- _AUFGABEN_:
• a. Beantworte anhand des Textes über die Eigenheimzulage diese Fragen:
(i) Welches Aktenzeichen wird für die Entscheidung des LSG Niedersachsen-Bremen genannt?
(ii) Wen soll die Eigenheimzulage vorrangig fördern?
(iii) Wann lässt sich am besten nachweisen, dass die Zulage wirklich für Wohneigentum eingesetzt wird?
• b. Passen diese Aussagen zum Text über die Eigenheimzulage? Antworte jeweils mit Ja oder Nein und belege das mit einem wörtlichen Zitat.
(i) Wer Hartz IV beantragt, muss alle verfügbaren Einnahmen angeben.
(ii) Die Eigenheimzulage gehört nicht zu den zweckbestimmten Leistungen.
(iii) Die Eigenheimzulage wird auch dann angerechnet, wenn nachgewiesen ist, dass sie für das Eigenheim verwendet wurde.
• c. Schreib aus dem Text über die Eigenheimzulage den Teil zwischen "Keine Kürzung der" und "AS 39/05 ER)." genau ab, beide Stellen eingeschlossen.

- _AUSGANGSTEXT_:
****************

Keine Kürzung der Eigenheimzulage bei Bezug von Hartz IV |
17.10.2008 |
Die Eigenheimzulage darf nicht an das Arbeitslosengeld angerechnet werden, wenn der Hartz VI Antragsteller nachweisen kann, dass er die Eigenheimzulage auch tatsächlich zur Anschaffung bzw. Herstellung des Eigenheims verwendet hat (LSG Niedersachsen-Bremen, AZ L 8 AS 39/05 ER).
Bei der Antragstellung zu Hartz IV müssen alle zur Verfügung stehenden Einnahmen in Geld oder Geldeswert angegeben werden. Eine der wenigen Ausnahmen gibt es aber für zweckbestimmte Leistungen und hierunter fällt auch die Eigenheimzulage.
Sie soll ja vorrangig Familien mit Kindern fördern. Dies wäre aber nicht mehr der Fall, wenn Hartz IV Empfänger die Eigenheimzulage dazu nehmen müssen, um ihren Lebensunterhalt zu bestreiten und dadurch nicht mehr dem eigentlichen Zweck zukommen lassen könnten.
Am besten lässt sich nachweisen, dass die Eigenheimzulage tatsächlich zur Herstellung oder Anschaffung von Wohneigentum eingesetzt wird, wenn sie unwiderruflich an den Darlehensgeber abgetreten wurde.

****************

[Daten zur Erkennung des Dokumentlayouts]

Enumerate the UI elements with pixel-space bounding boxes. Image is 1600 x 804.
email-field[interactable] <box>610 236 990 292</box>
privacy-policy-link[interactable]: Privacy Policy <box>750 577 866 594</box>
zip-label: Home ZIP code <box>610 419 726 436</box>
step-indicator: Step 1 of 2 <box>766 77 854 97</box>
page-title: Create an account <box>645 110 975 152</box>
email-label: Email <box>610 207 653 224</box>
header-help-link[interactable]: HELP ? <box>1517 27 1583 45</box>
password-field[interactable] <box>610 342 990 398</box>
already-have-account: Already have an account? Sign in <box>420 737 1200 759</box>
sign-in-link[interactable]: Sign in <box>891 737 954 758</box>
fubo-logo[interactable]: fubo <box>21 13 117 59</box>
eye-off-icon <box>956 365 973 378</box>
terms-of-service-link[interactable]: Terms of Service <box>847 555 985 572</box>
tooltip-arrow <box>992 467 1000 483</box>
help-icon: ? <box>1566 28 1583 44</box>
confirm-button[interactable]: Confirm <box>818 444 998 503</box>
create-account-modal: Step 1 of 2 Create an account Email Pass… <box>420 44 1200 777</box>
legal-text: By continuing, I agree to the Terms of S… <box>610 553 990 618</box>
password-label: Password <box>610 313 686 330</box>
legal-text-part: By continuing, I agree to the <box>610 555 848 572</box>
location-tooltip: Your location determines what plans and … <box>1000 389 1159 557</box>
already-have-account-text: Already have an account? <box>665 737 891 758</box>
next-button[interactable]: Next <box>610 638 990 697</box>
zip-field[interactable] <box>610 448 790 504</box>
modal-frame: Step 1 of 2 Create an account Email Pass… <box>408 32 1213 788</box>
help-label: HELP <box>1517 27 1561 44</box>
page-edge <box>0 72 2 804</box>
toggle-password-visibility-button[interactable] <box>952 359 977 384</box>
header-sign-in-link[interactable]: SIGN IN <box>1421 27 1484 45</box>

****************

- _LÖSUNGEN JE AUFGABE_:
• a.
(i) L 8 AS 39/05 ER
(ii) Familien mit Kindern
(iii) Wenn sie unwiderruflich an den Darlehensgeber abgetreten wurde

• b.
(i) Ja: „Bei der Antragstellung zu Hartz IV müssen alle zur Verfügung stehenden Einnahmen in Geld oder Geldeswert angegeben werden.“
(ii) Nein: „Eine der wenigen Ausnahmen gibt es aber für zweckbestimmte Leistungen und hierunter fällt auch die Eigenheimzulage.“
(iii) Nein: „Die Eigenheimzulage darf nicht an das Arbeitslosengeld angerechnet werden, wenn der Hartz VI Antragsteller nachweisen kann, dass er die Eigenheimzulage auch tatsächlich zur Anschaffung bzw. Herstellung des Eigenheims verwendet hat“

• c.
Keine Kürzung der Eigenheimzulage bei Bezug von Hartz IV |
17.10.2008 |
Die Eigenheimzulage darf nicht an das Arbeitslosengeld angerechnet werden, wenn der Hartz VI Antragsteller nachweisen kann, dass er die Eigenheimzulage auch tatsächlich zur Anschaffung bzw. Herstellung des Eigenheims verwendet hat (LSG Niedersachsen-Bremen, AZ L 8 AS 39/05 ER).